» **Task objective**: Return all lines in the material below that contain "curve".

» **Task material**:
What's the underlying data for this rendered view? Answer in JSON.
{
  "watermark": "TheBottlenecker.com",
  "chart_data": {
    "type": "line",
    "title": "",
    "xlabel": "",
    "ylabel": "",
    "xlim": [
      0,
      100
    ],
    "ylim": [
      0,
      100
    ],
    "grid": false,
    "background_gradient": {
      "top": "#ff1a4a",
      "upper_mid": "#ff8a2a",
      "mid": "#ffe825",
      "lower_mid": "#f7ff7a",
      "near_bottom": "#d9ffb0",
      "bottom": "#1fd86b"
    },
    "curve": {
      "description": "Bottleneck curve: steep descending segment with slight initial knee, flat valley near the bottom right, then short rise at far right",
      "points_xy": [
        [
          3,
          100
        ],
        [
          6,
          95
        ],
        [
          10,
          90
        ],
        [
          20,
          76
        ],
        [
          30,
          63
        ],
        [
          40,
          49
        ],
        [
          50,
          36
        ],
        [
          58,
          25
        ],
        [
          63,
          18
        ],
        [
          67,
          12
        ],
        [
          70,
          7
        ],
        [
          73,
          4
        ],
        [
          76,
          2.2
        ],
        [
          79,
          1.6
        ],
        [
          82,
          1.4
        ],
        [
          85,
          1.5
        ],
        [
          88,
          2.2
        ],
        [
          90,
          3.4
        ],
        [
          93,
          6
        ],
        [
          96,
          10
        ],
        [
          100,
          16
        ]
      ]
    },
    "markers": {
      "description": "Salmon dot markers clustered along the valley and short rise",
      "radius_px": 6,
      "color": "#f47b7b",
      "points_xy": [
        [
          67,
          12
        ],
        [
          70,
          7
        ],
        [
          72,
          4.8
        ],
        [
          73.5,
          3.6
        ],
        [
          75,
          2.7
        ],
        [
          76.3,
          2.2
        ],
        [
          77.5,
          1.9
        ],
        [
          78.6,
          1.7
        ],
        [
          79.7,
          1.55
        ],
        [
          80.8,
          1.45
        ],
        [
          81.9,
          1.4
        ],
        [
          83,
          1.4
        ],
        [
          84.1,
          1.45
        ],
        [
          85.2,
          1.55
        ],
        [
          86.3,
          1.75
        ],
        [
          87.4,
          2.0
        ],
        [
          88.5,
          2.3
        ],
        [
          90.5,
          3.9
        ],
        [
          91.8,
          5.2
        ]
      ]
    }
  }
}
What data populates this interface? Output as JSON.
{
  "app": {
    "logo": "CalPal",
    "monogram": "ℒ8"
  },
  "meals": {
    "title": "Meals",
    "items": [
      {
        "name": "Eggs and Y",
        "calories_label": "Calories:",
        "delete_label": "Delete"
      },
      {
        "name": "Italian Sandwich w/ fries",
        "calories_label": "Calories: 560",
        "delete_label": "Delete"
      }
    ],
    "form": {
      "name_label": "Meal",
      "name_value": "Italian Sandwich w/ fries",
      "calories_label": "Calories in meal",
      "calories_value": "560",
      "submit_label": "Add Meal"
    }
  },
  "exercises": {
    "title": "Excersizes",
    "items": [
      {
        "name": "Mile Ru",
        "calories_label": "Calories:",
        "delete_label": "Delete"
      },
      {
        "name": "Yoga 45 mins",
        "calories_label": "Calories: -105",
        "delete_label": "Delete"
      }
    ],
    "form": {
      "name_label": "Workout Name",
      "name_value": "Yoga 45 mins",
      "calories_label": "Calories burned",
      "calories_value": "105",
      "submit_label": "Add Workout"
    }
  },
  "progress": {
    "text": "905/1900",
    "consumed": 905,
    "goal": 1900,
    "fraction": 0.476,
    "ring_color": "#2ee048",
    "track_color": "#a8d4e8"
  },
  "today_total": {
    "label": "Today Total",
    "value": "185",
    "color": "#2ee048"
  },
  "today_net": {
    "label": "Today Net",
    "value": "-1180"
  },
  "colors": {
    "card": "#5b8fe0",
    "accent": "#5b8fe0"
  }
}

» **Response**:
    "curve": {
      "description": "Bottleneck curve: steep descending segment with slight initial knee, flat valley near the bottom right, then short rise at far right",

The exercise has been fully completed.